-- begin LISTED ENTRIES --

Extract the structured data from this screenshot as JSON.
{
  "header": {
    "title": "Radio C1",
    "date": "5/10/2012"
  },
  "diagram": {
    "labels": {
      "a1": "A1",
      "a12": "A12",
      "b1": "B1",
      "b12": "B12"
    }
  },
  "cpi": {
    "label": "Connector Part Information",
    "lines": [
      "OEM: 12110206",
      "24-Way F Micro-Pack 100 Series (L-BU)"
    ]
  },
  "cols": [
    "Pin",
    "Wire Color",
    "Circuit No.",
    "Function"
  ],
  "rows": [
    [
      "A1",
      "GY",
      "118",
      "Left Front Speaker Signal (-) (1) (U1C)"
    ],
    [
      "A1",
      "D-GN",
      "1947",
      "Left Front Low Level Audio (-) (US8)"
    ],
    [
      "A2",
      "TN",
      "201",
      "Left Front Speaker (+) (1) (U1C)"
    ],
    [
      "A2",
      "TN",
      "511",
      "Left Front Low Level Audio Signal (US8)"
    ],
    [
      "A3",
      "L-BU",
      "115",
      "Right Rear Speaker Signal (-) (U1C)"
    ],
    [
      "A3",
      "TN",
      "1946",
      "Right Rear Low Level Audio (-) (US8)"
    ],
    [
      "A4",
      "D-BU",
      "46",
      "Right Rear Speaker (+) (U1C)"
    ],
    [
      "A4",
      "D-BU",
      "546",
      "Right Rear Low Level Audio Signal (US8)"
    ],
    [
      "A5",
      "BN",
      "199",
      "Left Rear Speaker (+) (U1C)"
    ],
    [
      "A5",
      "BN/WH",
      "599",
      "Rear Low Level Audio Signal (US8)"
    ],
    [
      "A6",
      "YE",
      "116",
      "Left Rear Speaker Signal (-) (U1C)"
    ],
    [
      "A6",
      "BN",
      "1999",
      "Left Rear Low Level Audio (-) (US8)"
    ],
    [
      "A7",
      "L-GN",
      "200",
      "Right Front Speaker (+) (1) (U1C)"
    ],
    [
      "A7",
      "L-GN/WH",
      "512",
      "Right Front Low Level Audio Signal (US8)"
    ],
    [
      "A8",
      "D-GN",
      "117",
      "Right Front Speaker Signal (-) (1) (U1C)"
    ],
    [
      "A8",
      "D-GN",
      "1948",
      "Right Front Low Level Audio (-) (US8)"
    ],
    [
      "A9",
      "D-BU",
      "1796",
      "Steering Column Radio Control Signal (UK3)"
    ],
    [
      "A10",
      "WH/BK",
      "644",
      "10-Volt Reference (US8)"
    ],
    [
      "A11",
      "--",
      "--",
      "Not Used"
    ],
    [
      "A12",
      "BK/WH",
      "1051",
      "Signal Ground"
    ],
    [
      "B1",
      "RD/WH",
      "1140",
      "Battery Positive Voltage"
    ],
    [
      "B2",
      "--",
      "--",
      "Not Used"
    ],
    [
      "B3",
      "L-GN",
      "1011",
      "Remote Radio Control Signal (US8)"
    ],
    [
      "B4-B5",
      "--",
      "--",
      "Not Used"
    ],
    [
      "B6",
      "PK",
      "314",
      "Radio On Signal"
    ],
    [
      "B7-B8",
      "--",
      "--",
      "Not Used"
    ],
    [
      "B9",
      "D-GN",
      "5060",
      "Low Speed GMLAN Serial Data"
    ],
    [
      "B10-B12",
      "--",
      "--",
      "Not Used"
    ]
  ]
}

-- end LISTED ENTRIES --

▸ WHAT TO PRODUCE
Copy every line of the records above that contains "Control".

▸ CORRECT OUTPUT
      "Steering Column Radio Control Signal (UK3)"
      "Remote Radio Control Signal (US8)"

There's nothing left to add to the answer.